* _TASK DETAILS_:
The entire listing is to be repeated verbatim.

* _DATA SUPPLIED_:

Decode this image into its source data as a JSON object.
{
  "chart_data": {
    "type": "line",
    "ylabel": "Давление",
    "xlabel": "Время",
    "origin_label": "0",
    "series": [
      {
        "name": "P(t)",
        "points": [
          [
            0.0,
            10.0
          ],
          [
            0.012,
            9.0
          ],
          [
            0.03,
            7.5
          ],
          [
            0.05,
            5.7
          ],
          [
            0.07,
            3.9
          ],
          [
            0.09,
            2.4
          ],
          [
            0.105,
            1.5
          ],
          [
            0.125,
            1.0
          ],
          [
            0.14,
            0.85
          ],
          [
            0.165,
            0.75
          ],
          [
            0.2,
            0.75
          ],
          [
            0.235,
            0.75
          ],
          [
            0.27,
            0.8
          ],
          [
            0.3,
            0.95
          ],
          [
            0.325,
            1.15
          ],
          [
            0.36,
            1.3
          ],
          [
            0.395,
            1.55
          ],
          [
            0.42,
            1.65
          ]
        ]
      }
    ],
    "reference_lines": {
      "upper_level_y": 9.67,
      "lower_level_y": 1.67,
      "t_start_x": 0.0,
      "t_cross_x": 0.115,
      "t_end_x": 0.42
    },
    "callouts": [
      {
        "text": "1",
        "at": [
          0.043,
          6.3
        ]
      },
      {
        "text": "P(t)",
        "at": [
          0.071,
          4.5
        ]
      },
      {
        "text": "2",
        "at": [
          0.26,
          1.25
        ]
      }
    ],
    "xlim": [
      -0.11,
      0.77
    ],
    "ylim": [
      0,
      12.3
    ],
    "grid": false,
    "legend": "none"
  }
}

* _FINISHED ANSWER_:
Decode this image into its source data as a JSON object.
{
  "chart_data": {
    "type": "line",
    "ylabel": "Давление",
    "xlabel": "Время",
    "origin_label": "0",
    "series": [
      {
        "name": "P(t)",
        "points": [
          [
            0.0,
            10.0
          ],
          [
            0.012,
            9.0
          ],
          [
            0.03,
            7.5
          ],
          [
            0.05,
            5.7
          ],
          [
            0.07,
            3.9
          ],
          [
            0.09,
            2.4
          ],
          [
            0.105,
            1.5
          ],
          [
            0.125,
            1.0
          ],
          [
            0.14,
            0.85
          ],
          [
            0.165,
            0.75
          ],
          [
            0.2,
            0.75
          ],
          [
            0.235,
            0.75
          ],
          [
            0.27,
            0.8
          ],
          [
            0.3,
            0.95
          ],
          [
            0.325,
            1.15
          ],
          [
            0.36,
            1.3
          ],
          [
            0.395,
            1.55
          ],
          [
            0.42,
            1.65
          ]
        ]
      }
    ],
    "reference_lines": {
      "upper_level_y": 9.67,
      "lower_level_y": 1.67,
      "t_start_x": 0.0,
      "t_cross_x": 0.115,
      "t_end_x": 0.42
    },
    "callouts": [
      {
        "text": "1",
        "at": [
          0.043,
          6.3
        ]
      },
      {
        "text": "P(t)",
        "at": [
          0.071,
          4.5
        ]
      },
      {
        "text": "2",
        "at": [
          0.26,
          1.25
        ]
      }
    ],
    "xlim": [
      -0.11,
      0.77
    ],
    "ylim": [
      0,
      12.3
    ],
    "grid": false,
    "legend": "none"
  }
}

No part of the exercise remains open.